======== Data for the task ========

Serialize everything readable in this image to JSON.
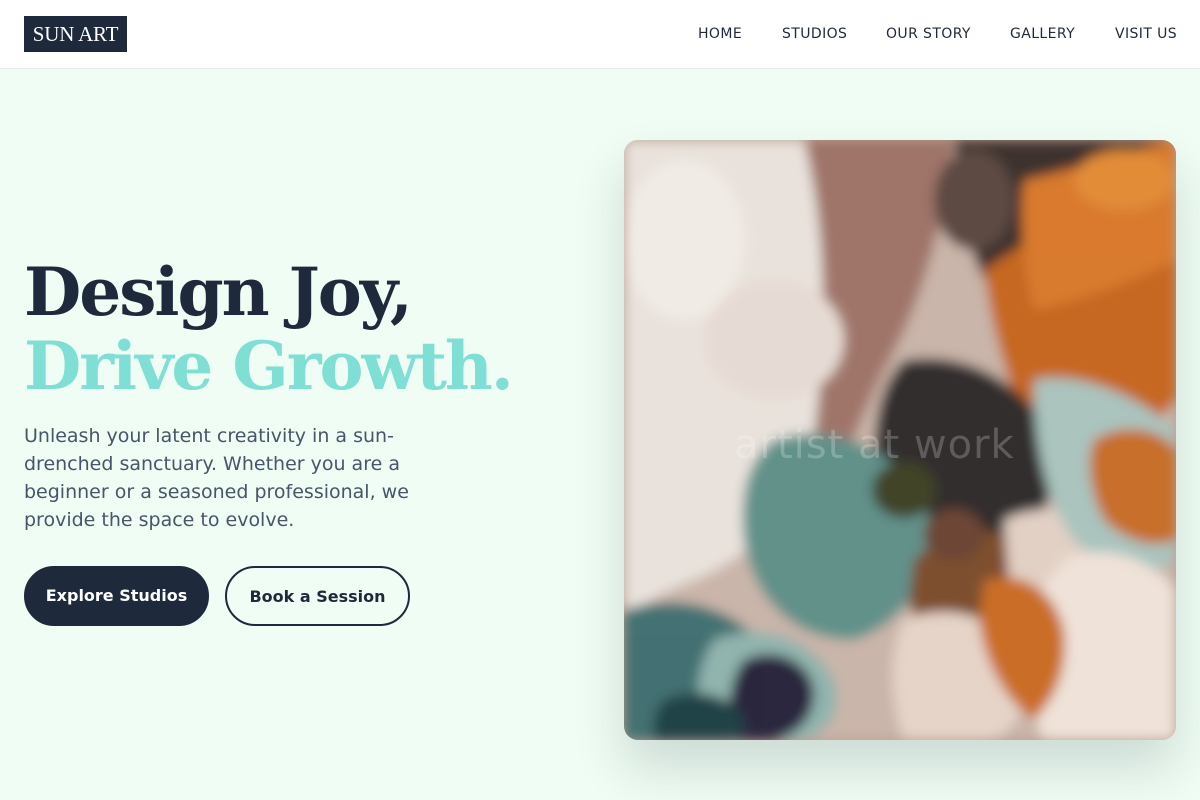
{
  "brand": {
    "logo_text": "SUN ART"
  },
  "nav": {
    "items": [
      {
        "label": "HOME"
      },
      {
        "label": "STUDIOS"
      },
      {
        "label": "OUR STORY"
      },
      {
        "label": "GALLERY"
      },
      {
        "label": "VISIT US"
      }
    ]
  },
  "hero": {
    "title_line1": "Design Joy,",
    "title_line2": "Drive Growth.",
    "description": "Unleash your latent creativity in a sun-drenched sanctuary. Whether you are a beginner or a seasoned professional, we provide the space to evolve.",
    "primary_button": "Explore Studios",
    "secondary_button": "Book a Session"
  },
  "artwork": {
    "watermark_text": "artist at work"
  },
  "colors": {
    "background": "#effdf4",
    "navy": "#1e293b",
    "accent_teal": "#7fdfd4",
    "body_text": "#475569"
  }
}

========
======== Data for the task ========

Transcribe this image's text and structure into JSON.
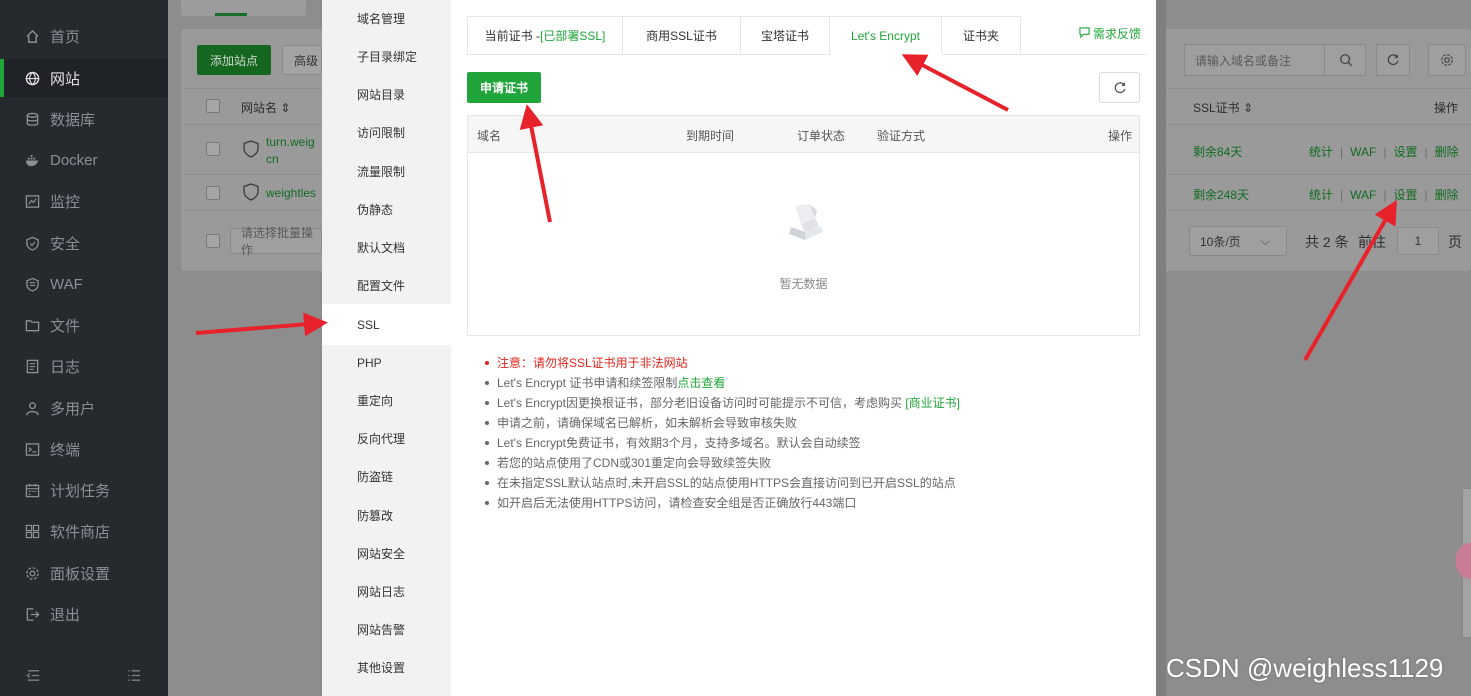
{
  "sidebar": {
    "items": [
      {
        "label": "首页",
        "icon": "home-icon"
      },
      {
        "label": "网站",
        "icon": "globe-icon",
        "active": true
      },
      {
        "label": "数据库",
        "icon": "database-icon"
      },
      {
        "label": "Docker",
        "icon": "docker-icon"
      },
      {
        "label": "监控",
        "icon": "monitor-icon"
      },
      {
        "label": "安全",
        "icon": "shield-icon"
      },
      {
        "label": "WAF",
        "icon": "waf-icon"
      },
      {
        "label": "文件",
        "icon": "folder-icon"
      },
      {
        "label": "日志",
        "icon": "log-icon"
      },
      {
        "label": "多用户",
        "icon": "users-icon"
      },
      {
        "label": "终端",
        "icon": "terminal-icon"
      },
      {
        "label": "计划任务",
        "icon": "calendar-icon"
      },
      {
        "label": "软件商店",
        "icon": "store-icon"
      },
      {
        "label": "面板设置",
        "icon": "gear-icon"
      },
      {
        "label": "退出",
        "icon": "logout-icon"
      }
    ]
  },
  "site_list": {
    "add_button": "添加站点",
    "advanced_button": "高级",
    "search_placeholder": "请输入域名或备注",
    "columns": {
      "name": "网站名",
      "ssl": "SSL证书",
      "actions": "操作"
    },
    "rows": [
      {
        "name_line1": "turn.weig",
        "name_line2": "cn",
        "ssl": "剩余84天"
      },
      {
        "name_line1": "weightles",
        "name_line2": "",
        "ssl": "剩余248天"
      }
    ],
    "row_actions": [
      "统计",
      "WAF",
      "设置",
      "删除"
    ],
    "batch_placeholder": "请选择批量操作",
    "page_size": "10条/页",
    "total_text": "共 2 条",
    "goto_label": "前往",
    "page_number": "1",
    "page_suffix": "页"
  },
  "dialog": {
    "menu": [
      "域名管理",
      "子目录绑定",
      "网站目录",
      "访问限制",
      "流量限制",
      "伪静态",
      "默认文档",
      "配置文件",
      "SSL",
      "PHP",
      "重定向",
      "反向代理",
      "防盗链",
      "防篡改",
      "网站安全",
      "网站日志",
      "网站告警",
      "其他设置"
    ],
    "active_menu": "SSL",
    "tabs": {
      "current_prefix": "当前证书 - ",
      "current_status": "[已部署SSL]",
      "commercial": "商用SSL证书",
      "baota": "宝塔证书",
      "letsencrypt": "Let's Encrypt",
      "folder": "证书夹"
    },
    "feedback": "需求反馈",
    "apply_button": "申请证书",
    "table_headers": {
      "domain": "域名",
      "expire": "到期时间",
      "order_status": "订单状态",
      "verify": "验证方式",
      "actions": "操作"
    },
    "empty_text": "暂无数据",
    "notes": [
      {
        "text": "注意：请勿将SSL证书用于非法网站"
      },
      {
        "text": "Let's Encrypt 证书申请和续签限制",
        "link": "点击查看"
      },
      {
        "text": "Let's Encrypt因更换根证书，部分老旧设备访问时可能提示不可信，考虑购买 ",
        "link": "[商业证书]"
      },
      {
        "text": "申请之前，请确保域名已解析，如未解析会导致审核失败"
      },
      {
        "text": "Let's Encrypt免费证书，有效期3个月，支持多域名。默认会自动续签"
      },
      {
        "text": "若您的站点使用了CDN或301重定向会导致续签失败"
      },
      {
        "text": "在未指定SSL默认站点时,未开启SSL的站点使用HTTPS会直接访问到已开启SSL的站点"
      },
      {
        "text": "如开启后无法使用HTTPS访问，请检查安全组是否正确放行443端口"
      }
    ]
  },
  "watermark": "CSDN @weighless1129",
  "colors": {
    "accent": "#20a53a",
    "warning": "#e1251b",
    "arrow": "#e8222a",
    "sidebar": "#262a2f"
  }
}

========

■ What you should do: Work through the listing above and report how many lines include the string "JSON", with no other text.

■ Result: 2